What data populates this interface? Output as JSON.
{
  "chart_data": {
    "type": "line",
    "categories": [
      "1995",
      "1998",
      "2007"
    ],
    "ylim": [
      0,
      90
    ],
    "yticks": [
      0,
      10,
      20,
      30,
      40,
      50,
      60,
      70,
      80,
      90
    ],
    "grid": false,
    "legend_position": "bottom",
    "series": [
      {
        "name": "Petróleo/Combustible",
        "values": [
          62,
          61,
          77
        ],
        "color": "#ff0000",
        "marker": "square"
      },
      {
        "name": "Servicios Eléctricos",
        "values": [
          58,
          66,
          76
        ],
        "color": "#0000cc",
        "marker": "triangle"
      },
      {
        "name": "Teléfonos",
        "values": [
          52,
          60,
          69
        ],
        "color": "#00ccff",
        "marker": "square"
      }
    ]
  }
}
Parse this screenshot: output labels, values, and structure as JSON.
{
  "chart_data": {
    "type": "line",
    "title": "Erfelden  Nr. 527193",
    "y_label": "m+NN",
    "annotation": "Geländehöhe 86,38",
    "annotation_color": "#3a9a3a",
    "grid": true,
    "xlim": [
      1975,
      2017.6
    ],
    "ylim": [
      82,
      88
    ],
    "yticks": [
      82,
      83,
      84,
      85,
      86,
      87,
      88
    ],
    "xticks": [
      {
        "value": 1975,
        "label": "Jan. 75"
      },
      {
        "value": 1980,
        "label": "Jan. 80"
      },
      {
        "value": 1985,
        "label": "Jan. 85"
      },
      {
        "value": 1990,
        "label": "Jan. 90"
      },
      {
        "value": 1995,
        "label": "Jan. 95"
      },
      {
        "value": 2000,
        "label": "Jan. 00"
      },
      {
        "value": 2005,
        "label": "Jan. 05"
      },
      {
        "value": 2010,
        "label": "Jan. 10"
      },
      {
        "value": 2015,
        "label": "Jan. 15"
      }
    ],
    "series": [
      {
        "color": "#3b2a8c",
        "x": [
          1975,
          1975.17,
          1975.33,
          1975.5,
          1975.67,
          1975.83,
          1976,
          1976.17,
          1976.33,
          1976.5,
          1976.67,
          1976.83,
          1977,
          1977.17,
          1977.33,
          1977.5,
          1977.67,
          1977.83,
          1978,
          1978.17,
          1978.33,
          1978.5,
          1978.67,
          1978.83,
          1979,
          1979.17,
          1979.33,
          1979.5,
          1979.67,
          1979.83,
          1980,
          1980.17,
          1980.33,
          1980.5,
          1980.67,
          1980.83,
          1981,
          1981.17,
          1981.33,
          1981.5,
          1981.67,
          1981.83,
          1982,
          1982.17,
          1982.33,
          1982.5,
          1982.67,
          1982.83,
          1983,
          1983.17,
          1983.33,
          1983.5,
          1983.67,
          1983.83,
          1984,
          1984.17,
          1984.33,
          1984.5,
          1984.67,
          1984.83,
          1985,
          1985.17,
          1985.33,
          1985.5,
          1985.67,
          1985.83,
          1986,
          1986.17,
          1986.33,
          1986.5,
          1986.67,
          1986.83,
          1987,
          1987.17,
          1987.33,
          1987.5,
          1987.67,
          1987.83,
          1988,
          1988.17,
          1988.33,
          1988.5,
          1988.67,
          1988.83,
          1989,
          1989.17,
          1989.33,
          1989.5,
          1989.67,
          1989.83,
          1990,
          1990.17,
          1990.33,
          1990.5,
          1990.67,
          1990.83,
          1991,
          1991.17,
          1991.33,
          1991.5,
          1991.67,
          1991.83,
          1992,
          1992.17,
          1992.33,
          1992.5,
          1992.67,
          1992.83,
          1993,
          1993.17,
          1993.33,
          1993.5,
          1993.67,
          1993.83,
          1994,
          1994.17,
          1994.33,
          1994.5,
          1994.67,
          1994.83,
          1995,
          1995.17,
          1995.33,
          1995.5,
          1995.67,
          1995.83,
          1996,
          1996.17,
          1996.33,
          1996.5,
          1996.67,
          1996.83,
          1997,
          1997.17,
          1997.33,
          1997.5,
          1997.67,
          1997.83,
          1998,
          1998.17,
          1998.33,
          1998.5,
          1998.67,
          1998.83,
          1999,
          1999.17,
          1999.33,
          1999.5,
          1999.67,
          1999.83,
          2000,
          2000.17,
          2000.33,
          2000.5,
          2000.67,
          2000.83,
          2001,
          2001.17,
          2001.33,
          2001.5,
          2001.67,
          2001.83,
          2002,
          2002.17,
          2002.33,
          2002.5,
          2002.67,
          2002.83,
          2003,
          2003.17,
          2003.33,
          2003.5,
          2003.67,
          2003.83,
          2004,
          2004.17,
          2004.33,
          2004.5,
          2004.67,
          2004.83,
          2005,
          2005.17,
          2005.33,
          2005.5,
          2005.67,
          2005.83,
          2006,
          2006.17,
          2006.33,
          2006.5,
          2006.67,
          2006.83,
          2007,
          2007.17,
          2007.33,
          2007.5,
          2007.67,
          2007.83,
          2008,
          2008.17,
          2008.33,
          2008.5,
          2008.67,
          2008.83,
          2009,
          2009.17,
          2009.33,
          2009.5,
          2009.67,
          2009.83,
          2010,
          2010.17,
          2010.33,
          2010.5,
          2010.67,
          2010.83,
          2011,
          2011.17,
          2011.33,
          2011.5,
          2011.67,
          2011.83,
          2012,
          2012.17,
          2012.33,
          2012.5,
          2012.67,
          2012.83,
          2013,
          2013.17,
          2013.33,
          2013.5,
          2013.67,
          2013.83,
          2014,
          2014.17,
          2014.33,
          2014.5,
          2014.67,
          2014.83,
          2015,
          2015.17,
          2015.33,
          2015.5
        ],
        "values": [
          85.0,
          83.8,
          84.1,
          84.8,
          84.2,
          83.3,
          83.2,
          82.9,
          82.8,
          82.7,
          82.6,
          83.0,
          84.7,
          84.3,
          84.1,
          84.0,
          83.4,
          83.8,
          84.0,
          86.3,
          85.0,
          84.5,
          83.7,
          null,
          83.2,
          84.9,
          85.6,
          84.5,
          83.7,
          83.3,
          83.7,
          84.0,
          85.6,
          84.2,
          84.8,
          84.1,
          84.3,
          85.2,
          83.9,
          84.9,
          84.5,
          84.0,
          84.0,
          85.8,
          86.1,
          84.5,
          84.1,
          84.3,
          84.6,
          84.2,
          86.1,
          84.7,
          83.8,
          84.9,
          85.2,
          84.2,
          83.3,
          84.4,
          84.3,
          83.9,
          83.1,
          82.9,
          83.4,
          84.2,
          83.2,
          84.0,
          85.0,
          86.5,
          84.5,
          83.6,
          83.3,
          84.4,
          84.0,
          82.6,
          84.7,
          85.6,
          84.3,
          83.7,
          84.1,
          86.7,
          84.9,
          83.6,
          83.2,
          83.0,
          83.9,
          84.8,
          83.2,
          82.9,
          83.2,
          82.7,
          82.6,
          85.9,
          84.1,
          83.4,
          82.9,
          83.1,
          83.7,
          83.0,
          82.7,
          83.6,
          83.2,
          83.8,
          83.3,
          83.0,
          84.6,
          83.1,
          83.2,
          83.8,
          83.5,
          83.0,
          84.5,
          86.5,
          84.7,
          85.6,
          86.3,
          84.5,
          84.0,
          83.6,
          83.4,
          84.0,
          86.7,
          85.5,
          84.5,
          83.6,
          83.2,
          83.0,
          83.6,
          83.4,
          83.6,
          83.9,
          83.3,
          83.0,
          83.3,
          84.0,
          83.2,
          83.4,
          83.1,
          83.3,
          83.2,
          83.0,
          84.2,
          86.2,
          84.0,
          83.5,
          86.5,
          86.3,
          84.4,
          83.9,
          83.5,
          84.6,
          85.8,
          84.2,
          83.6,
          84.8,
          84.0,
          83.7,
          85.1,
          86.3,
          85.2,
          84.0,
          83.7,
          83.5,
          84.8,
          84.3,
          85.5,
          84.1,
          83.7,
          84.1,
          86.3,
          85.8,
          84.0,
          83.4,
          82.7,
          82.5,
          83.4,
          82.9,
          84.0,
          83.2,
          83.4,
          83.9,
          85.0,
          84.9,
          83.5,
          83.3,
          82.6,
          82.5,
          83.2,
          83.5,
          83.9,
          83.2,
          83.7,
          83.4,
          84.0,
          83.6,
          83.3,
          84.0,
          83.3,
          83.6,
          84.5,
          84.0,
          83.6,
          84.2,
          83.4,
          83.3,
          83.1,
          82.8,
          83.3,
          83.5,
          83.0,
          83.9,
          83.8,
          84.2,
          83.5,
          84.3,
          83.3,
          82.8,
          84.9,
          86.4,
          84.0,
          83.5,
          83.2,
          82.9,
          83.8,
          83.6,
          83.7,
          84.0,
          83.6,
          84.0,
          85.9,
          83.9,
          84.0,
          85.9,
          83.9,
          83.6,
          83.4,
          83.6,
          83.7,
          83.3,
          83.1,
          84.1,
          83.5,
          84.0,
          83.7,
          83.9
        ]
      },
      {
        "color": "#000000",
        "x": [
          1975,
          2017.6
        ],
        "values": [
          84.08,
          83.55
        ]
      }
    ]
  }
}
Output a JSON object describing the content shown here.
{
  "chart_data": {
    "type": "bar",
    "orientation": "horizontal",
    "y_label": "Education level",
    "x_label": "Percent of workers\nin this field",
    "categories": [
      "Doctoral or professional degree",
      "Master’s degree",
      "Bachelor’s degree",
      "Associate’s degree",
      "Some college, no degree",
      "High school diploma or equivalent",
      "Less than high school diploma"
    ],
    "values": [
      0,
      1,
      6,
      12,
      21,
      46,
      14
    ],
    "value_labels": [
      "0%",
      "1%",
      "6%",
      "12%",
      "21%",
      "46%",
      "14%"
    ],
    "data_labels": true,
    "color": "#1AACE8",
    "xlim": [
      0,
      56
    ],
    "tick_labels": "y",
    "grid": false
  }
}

■ ■ ■ ■ ■

- EXERCISE OBJECTIVE
Every line from the one containing "Output a JSON" through the end of the entries above must be echoed exactly, with both ends kept.

- PROBLEM SOLUTION
Output a JSON object describing the content shown here.
{
  "chart_data": {
    "type": "bar",
    "orientation": "horizontal",
    "y_label": "Education level",
    "x_label": "Percent of workers\nin this field",
    "categories": [
      "Doctoral or professional degree",
      "Master’s degree",
      "Bachelor’s degree",
      "Associate’s degree",
      "Some college, no degree",
      "High school diploma or equivalent",
      "Less than high school diploma"
    ],
    "values": [
      0,
      1,
      6,
      12,
      21,
      46,
      14
    ],
    "value_labels": [
      "0%",
      "1%",
      "6%",
      "12%",
      "21%",
      "46%",
      "14%"
    ],
    "data_labels": true,
    "color": "#1AACE8",
    "xlim": [
      0,
      56
    ],
    "tick_labels": "y",
    "grid": false
  }
}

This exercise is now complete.